• [Estratto fornito]
^^^^
Allarme in Africa per lo scarico illegale di rifiuti elettronici

Un recente studio del Programma Ambiente delle Nazioni Unite dal titolo Where are WEee in Africa?

Un recente studio del Programma Ambiente delle Nazioni Unite dal titolo Where are WEee in Africa? mette in evidenza dove finiscono i rifiuti elettronici pericolosi e i pericoli che corrono i territori e le persone che vivono intorno alle discariche.

Il rapporto evidenzia subito che in barba a tutti i divieti, l'esportazione illegale di rifiuti elettronici pericolosi procede, anzi è in aumento. La destinazione privilegiata di questi traffici sono i paesi dell'Africa occidentale, in particolare Benin, Costa d'Avorio, Ghana, Liberia e Nigeria, mentre la fonte è sopratutto il Vecchio Continente.
^^^^
• [Compito 1] Riassumi in due frasi l'estratto sui rifiuti elettronici in Africa.
• [Compito 2] Secondo l'estratto sui rifiuti elettronici in Africa, da dove provengono soprattutto i traffici illegali?
• [Compito 3] Prosegui il testo sui rifiuti elettronici in Africa a partire dall'ultima frase riportata.

[Dati estratti]
^^^^
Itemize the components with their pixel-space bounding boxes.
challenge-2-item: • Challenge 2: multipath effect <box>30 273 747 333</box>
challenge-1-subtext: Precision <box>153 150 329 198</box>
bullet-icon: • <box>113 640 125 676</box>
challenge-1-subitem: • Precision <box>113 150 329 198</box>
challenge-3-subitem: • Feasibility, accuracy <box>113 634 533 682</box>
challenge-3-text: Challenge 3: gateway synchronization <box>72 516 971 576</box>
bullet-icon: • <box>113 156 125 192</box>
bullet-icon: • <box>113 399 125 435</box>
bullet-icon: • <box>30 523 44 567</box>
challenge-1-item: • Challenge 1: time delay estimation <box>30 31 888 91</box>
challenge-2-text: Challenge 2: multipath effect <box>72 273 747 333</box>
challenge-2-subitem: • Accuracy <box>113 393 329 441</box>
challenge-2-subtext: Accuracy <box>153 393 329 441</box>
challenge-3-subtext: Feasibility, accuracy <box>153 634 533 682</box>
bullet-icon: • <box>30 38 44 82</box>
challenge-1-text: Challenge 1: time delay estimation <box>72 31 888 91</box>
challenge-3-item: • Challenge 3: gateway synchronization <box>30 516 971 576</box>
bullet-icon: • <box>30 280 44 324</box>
^^^^
• [Risposta 1] Lo studio del Programma Ambiente delle Nazioni Unite "Where are WEee in Africa?" mostra dove finiscono i rifiuti elettronici pericolosi e quali rischi corrono i territori e le persone che vivono vicino alle discariche. Nonostante i divieti, l'esportazione illegale di questi rifiuti è in aumento: proviene soprattutto dal Vecchio Continente ed è diretta principalmente verso l'Africa occidentale, in particolare Benin, Costa d'Avorio, Ghana, Liberia e Nigeria.

• [Risposta 2] Soprattutto dal Vecchio Continente.

• [Risposta 3]
All'Europa- alle prese proprio in questi mesi con la revisione della Direttiva sui rifiuti di apparecchiature elettriche ed elettroniche, nel tentativo di migliorare il recupero dei componenti di elettrodomestici, cellulari e computer e di contrastare i traffici illegali – si deve infatti l'85% dei container che arrivano in Ghana contro il 4% di provenienza asiatica.

Il Mediterraneo con i suoi porti, e soprattutto quelli italiani, fanno da trampolino per l’Africa per cui il nostro Paese è ancor più facilitato ad utilizzare questo forma di esportazione illegale per liberarsi dei rifiuti elettronici pericolosi. Più in generale, dai paesi europei, attraverso i porti italiani e del nord Europa, sono approdate in quelli africani circa 220mila tonnellate di prodotti elettrici ed elettronici solo nel 2009, secondo Circa un terzo di questa merce è diretta al recupero e al riciclaggio, ma la maggior parte, dopo aver viaggiato tra i materiali legittimi per sfuggire ai controlli doganali, finisce in discariche non controllate, miniere abbandonate e cave di ghiaia.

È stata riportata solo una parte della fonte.